# BRIEF
All lines holding the string "that" are to be shown.

┌──

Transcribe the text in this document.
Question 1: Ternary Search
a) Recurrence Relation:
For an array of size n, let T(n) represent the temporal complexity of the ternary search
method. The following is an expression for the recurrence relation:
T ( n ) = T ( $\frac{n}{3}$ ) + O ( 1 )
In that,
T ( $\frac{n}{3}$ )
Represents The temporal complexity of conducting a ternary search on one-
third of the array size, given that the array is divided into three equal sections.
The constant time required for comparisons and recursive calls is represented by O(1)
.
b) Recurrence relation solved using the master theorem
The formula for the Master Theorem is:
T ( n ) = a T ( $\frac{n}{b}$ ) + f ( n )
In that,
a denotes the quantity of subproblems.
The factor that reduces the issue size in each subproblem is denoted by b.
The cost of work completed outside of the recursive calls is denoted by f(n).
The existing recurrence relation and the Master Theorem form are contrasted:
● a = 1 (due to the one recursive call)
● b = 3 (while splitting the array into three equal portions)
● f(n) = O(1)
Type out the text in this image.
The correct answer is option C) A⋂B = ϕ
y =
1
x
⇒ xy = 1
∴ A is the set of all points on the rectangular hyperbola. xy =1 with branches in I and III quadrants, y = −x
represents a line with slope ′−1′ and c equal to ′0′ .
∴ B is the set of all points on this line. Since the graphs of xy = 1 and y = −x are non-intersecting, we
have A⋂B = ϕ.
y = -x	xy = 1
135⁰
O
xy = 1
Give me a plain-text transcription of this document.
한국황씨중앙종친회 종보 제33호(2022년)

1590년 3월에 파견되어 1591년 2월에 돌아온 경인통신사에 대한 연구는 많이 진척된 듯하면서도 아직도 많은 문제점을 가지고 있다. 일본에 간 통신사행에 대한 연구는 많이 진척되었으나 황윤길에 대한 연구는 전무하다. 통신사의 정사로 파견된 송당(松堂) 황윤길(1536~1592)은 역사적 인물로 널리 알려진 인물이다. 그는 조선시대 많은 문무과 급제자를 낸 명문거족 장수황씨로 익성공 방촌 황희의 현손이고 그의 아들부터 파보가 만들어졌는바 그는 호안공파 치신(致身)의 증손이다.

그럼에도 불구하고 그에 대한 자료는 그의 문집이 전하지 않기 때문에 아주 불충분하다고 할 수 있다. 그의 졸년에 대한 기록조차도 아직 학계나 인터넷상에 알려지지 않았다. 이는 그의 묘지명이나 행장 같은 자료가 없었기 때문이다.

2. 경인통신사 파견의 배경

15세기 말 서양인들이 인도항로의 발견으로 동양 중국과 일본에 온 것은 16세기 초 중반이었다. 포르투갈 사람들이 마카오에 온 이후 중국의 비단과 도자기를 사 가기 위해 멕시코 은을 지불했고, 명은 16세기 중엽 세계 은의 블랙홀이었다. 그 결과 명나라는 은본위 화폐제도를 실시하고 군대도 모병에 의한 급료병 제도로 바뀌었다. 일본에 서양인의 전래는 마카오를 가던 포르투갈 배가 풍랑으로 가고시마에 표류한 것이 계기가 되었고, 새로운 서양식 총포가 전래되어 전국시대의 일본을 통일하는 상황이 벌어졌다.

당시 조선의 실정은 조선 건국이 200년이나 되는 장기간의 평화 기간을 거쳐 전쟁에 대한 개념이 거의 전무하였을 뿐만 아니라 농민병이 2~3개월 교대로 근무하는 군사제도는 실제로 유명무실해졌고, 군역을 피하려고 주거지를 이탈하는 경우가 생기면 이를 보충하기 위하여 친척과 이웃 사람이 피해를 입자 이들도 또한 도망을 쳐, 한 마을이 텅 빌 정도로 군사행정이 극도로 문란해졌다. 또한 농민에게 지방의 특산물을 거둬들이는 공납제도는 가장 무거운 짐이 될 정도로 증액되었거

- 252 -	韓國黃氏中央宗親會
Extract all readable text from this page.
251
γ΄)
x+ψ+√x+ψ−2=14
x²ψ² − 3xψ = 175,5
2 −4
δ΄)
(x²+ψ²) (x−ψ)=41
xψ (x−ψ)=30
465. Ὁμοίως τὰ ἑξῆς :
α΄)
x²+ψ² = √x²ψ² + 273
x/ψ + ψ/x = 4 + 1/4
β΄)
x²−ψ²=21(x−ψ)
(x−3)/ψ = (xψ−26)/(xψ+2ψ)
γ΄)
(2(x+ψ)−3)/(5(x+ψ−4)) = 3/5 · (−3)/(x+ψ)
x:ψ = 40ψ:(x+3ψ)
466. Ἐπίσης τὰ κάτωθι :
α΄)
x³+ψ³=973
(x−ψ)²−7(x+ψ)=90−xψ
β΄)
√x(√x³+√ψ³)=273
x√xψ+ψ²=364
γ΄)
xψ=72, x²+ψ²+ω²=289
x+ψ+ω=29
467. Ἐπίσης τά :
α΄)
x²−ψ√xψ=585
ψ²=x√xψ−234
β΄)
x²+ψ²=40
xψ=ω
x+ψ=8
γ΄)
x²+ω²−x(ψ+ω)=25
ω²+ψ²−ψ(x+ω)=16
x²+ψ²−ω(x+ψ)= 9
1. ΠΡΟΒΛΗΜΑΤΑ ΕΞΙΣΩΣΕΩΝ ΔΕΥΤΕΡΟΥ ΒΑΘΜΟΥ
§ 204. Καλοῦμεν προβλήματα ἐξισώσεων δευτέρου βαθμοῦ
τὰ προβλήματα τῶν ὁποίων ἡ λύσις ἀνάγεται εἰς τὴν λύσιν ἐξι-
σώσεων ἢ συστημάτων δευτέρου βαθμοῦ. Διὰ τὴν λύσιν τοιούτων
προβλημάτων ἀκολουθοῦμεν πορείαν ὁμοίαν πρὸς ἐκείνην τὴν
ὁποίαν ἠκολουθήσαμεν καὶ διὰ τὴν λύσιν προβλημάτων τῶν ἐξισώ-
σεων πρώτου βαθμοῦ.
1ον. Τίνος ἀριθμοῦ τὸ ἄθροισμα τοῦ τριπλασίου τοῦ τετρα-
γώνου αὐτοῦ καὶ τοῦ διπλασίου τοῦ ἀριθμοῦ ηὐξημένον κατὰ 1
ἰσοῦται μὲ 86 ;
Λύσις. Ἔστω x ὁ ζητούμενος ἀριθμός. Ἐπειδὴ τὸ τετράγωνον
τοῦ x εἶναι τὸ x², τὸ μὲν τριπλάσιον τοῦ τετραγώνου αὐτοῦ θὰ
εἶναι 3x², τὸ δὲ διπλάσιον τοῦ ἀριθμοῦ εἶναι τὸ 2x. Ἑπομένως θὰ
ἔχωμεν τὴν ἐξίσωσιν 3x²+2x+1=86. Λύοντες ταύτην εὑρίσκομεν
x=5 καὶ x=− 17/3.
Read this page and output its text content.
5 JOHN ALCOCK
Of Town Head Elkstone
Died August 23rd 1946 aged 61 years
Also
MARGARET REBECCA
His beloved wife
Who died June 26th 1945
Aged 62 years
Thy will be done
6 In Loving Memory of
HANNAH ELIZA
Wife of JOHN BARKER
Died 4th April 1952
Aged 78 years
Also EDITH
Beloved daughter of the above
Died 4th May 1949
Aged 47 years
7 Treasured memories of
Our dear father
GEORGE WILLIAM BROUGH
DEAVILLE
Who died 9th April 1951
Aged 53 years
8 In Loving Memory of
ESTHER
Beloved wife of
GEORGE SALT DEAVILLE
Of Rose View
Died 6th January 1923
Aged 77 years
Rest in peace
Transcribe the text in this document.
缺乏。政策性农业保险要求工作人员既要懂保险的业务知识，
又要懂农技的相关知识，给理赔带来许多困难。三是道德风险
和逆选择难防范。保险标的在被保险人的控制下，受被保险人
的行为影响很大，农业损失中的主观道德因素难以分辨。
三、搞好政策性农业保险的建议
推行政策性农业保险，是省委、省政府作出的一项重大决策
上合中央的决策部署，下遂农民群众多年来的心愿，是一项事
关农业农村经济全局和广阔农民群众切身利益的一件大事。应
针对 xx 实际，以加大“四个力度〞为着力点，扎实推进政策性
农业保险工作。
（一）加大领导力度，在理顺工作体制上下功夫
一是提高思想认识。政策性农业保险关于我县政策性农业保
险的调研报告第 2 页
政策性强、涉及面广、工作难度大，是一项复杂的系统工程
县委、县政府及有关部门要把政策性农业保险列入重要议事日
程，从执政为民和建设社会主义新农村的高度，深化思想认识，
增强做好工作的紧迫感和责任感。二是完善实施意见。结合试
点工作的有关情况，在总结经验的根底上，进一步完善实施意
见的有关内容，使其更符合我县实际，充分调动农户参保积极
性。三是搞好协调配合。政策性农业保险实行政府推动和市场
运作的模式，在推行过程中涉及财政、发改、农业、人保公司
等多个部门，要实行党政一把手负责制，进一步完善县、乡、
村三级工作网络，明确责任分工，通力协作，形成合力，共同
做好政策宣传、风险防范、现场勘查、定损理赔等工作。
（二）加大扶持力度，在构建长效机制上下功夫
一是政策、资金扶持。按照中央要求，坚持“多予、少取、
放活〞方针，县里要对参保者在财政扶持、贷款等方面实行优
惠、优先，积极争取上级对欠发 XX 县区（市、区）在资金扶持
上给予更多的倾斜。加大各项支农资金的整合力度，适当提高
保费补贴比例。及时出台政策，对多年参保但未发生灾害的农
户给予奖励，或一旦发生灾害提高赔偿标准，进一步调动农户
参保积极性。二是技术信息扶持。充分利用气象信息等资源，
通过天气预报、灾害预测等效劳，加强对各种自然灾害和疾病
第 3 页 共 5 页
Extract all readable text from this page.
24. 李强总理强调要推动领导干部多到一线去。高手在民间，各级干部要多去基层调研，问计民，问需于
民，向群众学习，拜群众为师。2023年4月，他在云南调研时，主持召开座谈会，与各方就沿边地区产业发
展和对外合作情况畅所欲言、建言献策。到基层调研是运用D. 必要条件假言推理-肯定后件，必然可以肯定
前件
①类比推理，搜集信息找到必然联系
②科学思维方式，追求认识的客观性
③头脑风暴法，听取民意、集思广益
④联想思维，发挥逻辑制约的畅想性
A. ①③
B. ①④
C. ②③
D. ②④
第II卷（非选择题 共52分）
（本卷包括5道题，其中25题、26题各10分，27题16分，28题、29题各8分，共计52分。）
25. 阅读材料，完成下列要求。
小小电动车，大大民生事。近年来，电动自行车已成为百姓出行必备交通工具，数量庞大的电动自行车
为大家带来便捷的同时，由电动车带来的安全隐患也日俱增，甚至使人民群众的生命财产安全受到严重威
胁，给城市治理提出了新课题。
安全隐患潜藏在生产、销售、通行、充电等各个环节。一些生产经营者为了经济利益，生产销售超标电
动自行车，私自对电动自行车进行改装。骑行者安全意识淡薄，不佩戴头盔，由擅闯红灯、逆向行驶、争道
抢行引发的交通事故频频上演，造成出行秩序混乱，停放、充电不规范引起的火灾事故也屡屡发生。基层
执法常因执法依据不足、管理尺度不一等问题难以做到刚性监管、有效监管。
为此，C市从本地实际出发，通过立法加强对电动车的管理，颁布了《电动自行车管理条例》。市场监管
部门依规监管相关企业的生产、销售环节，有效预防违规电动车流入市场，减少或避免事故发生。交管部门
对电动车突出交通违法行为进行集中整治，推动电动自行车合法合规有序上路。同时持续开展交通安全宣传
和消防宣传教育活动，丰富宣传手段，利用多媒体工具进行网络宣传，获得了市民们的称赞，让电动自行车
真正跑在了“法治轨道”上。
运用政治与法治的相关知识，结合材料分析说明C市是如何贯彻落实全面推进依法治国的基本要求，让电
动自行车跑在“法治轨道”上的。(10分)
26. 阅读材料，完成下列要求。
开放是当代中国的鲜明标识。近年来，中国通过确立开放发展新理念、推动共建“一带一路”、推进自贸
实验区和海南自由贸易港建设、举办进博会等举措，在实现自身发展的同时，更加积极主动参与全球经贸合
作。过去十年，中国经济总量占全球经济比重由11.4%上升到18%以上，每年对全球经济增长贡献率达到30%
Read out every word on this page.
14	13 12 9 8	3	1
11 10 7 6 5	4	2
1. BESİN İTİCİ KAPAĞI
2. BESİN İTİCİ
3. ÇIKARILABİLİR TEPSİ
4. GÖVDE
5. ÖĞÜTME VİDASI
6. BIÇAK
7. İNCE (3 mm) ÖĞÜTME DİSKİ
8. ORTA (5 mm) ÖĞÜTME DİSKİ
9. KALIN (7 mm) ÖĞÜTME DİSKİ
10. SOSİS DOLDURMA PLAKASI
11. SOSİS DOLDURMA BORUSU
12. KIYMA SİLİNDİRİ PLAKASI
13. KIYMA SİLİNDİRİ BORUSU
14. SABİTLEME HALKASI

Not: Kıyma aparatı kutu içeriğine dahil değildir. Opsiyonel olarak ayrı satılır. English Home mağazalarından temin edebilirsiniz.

└──

# WRITTEN SOLUTION
In that,
third of the array size, given that the array is divided into three equal sections.
In that,
The factor that reduces the issue size in each subproblem is denoted by b.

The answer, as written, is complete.